Extracted records:

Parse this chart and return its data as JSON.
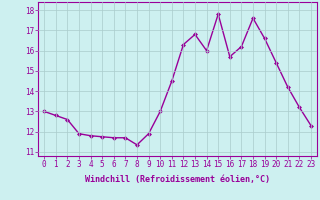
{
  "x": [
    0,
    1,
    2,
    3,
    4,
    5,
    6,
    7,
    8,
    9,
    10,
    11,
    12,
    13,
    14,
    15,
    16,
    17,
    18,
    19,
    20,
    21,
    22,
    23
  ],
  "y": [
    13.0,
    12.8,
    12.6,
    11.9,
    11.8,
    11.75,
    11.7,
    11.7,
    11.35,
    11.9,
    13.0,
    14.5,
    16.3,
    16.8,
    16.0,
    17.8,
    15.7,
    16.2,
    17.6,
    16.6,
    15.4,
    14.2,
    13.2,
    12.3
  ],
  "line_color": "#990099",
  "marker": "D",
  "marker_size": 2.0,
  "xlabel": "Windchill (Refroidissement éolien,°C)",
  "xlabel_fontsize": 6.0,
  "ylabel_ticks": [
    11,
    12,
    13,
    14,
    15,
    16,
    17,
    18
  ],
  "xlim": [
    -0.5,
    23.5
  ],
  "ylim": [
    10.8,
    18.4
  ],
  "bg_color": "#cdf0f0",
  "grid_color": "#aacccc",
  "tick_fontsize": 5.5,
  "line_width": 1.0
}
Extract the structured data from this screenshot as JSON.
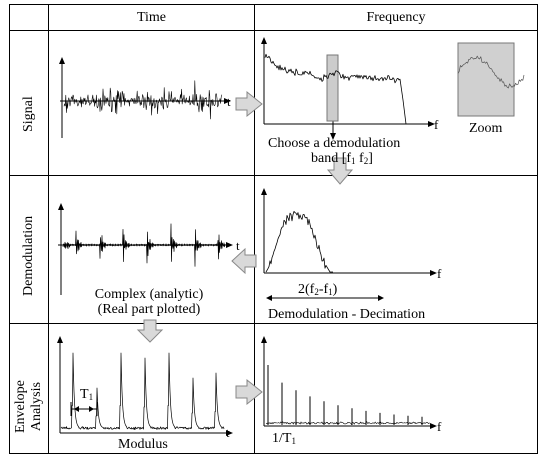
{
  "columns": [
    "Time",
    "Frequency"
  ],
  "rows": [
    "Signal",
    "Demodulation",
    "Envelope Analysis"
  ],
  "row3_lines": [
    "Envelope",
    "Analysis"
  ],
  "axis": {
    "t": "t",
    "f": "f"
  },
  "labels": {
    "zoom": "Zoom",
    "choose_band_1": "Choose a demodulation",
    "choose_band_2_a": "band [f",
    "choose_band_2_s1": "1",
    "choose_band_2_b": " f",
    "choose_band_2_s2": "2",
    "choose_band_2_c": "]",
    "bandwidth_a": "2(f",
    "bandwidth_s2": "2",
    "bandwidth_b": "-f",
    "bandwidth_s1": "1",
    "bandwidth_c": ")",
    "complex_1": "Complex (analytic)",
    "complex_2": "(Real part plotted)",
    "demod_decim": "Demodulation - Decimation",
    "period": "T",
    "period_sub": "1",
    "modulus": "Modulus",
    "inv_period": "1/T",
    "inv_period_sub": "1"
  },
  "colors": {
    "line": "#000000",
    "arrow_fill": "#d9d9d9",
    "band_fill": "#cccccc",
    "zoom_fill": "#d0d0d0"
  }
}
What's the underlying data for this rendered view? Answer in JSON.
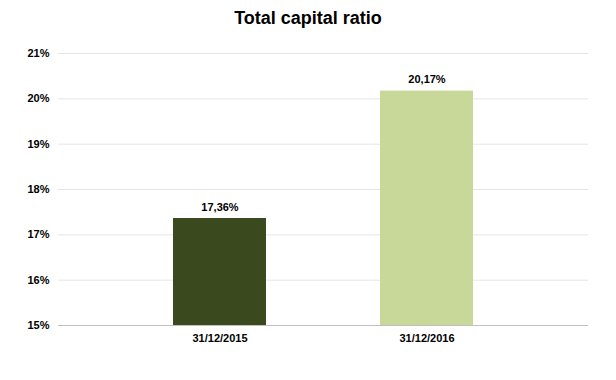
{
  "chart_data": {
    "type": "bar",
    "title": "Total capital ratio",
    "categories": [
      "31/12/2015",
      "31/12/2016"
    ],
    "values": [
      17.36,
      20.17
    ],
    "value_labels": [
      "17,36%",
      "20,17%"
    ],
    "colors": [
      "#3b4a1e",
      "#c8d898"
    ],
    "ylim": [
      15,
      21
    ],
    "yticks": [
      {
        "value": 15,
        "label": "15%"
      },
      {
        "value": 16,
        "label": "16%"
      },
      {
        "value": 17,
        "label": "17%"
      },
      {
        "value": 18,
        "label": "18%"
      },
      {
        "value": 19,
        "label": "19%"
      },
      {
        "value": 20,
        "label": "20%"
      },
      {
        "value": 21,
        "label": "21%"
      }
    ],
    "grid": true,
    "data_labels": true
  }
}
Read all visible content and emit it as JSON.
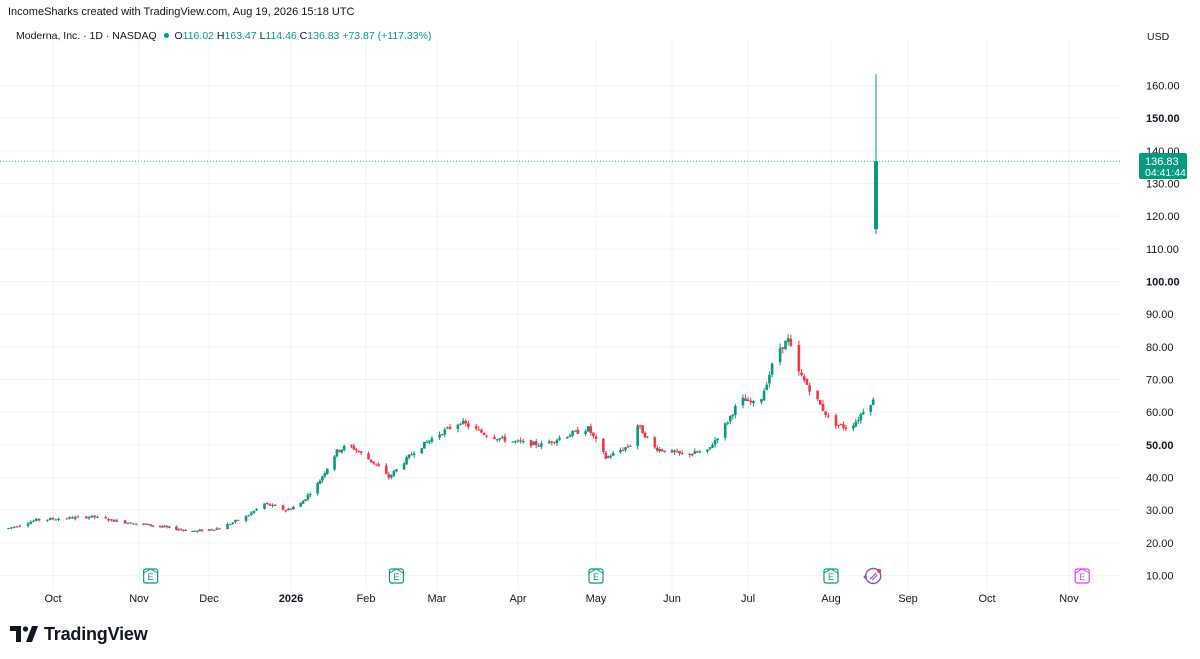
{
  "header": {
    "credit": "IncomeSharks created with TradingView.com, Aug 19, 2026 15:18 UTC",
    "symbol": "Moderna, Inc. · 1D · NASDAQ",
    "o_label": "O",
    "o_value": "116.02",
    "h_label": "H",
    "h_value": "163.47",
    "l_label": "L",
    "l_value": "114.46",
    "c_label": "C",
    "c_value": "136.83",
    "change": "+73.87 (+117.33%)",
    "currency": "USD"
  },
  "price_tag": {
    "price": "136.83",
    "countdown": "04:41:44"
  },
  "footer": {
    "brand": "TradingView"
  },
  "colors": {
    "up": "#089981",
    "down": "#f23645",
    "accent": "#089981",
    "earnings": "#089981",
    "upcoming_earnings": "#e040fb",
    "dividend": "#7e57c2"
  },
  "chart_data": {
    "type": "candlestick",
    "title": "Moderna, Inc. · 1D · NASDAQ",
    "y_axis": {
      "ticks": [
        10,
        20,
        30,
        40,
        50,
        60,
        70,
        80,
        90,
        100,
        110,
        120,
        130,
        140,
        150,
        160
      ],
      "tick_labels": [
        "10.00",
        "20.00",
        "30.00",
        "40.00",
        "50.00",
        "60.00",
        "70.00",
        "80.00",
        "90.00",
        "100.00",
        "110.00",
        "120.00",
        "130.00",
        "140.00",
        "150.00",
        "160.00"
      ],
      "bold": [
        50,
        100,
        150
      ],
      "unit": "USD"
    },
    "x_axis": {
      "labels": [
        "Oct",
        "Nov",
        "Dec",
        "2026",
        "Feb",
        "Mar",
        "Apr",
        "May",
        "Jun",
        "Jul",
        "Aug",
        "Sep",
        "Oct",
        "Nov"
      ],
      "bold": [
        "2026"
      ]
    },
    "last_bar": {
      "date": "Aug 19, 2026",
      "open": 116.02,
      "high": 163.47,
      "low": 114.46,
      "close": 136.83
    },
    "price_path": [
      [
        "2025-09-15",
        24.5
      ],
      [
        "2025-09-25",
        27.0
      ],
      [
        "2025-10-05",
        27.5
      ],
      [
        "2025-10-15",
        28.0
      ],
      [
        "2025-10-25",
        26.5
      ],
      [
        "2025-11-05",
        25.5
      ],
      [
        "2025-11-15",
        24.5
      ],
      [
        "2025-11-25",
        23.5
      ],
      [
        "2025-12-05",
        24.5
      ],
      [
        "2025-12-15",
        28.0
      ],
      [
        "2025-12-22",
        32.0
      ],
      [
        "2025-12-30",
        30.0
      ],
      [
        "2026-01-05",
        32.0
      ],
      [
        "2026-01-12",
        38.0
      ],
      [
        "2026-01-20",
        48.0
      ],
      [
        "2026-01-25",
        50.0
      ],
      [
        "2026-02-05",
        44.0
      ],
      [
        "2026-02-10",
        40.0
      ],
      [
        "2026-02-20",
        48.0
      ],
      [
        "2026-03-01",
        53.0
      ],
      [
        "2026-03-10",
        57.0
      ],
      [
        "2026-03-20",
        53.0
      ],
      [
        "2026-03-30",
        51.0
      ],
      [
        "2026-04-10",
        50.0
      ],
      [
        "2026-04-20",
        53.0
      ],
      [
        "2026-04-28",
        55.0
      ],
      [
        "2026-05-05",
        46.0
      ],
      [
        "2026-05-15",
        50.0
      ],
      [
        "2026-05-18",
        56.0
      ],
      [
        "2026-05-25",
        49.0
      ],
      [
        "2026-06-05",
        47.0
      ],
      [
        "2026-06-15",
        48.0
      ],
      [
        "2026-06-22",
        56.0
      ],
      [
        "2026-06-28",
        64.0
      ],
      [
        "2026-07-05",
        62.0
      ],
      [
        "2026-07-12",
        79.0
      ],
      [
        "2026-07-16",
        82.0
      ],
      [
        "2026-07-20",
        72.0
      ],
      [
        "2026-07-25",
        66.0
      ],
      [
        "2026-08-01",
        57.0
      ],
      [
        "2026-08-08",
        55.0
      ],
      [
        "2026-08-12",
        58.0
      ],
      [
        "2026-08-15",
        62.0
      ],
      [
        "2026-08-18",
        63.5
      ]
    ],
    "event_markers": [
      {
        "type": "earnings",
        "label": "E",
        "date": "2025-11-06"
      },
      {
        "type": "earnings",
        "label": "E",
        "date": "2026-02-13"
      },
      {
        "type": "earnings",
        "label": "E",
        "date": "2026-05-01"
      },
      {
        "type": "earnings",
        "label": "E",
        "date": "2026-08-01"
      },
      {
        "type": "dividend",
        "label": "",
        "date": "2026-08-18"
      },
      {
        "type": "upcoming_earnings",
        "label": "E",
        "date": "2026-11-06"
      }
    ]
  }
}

* PROBLEM DETAILS *
Within the entries above, how many lines contain "JSON"? Respond with the number only.

* SOLUTION TO THE PROBLEM *
4